[Source material]
──────────────────────────────

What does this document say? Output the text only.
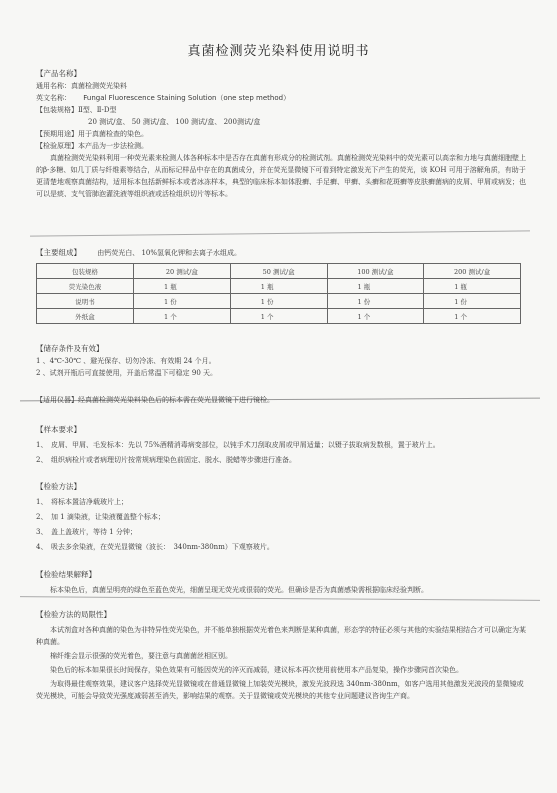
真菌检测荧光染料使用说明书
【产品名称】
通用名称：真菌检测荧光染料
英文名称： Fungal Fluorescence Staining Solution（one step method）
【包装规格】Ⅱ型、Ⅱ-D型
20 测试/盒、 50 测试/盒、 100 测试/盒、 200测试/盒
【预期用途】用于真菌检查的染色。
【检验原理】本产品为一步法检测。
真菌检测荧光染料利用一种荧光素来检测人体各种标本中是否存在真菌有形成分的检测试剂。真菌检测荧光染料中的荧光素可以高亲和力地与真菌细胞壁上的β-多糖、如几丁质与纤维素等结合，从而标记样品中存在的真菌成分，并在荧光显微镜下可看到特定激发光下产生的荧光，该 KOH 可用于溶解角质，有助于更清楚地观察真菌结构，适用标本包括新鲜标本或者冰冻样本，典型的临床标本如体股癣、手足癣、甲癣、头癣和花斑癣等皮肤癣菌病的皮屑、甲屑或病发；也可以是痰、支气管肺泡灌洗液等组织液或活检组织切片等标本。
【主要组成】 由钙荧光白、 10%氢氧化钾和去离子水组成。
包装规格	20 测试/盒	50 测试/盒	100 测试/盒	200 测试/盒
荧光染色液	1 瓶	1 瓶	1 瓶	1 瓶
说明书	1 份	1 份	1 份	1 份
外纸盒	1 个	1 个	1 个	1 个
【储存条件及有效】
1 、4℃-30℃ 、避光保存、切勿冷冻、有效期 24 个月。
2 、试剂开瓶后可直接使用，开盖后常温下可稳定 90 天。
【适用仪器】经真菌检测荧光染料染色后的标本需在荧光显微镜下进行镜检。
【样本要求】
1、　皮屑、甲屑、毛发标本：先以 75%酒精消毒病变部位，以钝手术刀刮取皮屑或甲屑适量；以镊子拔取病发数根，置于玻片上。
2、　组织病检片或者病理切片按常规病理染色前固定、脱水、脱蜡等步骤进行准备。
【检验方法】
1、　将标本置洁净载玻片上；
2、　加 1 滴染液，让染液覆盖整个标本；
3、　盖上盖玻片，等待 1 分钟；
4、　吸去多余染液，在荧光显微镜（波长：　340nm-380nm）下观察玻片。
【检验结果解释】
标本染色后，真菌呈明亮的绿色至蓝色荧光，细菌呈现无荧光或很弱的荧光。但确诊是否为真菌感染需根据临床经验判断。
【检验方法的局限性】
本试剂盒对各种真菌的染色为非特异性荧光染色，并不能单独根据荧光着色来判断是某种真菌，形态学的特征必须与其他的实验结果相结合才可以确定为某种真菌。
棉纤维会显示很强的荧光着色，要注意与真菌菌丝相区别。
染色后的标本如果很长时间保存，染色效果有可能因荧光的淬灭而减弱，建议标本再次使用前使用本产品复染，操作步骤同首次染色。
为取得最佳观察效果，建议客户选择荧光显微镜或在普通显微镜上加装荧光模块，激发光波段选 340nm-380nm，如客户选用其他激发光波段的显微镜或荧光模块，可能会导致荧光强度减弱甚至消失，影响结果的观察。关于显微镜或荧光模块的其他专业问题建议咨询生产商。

──────────────────────────────

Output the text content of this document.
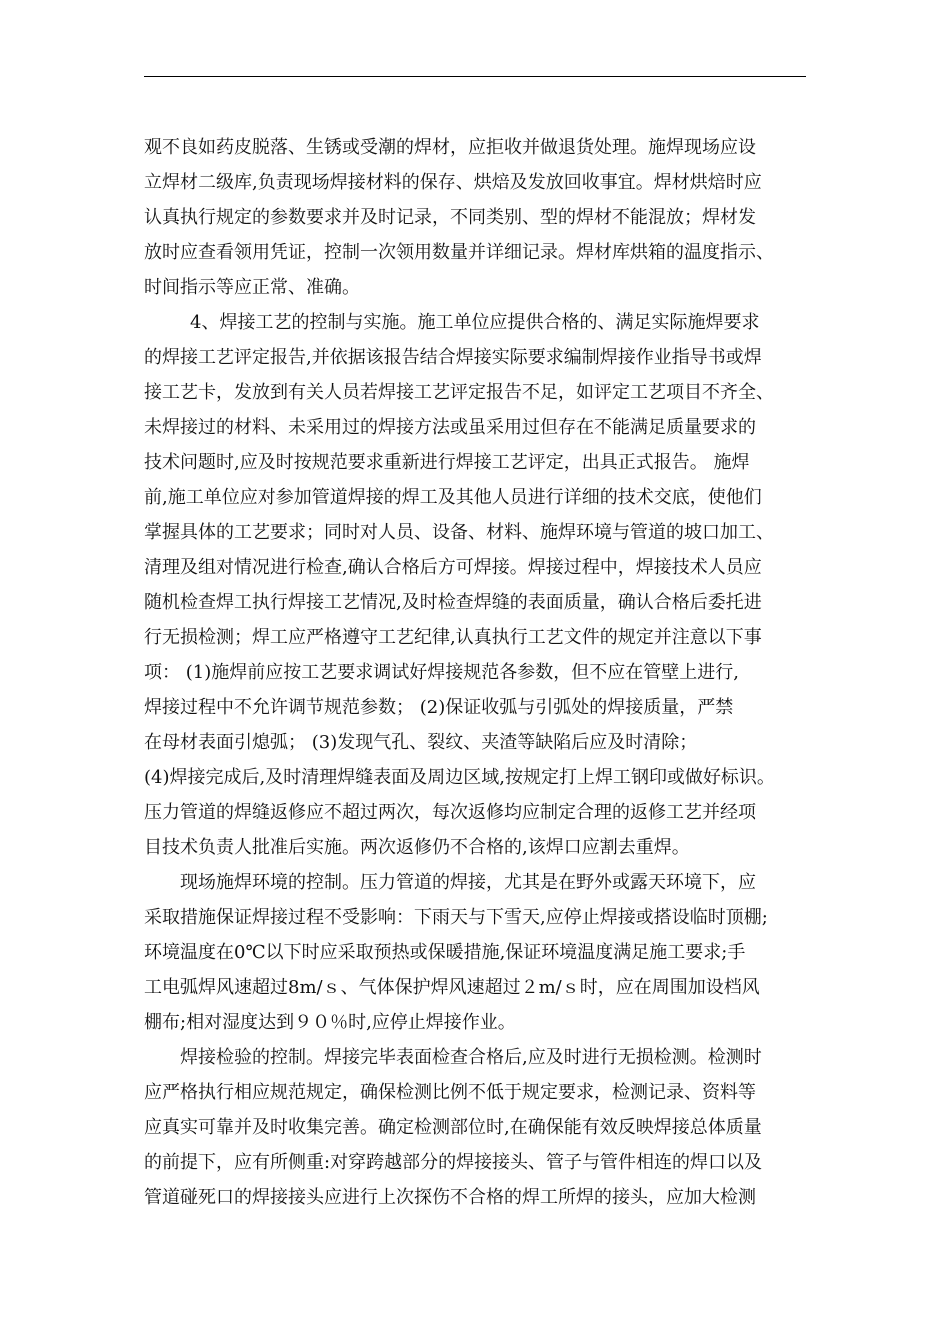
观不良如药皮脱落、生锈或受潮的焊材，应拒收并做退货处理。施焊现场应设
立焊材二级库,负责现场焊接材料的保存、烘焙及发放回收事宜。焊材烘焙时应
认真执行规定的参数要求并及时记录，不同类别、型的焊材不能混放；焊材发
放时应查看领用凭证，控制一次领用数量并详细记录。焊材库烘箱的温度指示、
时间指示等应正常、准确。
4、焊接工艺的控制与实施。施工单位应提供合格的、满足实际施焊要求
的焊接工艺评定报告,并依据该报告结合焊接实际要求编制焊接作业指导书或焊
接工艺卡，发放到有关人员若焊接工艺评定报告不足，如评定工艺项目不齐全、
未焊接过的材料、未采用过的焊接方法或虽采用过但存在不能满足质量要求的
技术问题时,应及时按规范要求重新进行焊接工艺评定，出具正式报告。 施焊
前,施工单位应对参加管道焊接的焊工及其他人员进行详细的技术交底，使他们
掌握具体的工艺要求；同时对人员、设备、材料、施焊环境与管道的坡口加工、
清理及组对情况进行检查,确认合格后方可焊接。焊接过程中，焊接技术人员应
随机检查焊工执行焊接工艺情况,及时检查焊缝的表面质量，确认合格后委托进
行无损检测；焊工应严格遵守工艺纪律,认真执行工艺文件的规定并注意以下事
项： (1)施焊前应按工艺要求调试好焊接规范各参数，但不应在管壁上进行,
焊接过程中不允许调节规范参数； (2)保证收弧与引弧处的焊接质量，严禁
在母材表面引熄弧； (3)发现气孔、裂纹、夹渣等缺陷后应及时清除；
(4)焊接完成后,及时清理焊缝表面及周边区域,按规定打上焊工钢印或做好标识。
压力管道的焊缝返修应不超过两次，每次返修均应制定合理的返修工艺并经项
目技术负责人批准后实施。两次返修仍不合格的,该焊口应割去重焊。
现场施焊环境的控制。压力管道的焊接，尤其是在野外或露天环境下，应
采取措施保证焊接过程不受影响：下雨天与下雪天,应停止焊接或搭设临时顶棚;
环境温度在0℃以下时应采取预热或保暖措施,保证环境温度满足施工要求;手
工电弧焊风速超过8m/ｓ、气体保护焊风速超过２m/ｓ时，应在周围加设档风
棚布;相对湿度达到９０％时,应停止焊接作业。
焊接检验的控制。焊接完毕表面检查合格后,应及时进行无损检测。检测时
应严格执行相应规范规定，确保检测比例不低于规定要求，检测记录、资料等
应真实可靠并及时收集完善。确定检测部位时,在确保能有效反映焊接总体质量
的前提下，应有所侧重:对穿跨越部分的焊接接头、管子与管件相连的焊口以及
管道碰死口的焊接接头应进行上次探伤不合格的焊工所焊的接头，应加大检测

──────────────────────────────

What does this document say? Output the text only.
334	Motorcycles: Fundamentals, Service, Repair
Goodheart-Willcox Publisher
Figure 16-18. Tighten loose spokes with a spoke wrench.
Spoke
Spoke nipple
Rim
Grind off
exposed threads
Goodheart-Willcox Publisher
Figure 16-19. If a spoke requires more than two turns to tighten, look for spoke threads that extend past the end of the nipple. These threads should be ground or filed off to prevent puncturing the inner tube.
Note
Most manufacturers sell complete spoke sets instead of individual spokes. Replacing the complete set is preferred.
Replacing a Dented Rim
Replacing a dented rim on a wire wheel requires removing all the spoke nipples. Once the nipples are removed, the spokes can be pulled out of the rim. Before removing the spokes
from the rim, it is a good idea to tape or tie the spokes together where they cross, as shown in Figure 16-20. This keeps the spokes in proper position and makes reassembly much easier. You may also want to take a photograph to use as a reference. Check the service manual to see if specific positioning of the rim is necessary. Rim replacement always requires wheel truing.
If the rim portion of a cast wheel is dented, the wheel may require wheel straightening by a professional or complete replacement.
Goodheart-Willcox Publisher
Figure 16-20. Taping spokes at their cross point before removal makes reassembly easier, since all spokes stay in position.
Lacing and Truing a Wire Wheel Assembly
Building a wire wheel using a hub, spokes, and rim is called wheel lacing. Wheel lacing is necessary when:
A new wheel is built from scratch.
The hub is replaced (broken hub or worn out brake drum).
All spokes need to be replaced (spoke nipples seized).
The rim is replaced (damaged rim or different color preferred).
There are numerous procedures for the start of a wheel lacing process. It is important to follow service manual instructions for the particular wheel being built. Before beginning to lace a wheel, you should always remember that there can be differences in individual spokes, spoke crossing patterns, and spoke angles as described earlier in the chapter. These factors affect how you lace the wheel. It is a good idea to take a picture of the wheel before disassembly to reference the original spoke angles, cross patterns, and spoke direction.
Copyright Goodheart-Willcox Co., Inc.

──────────────────────────────

[What you should do] Copy each line of the records that contains the word "nipples".

[Task solution]
Replacing a dented rim on a wire wheel requires removing all the spoke nipples. Once the nipples are removed, the spokes can be pulled out of the rim. Before removing the spokes
All spokes need to be replaced (spoke nipples seized).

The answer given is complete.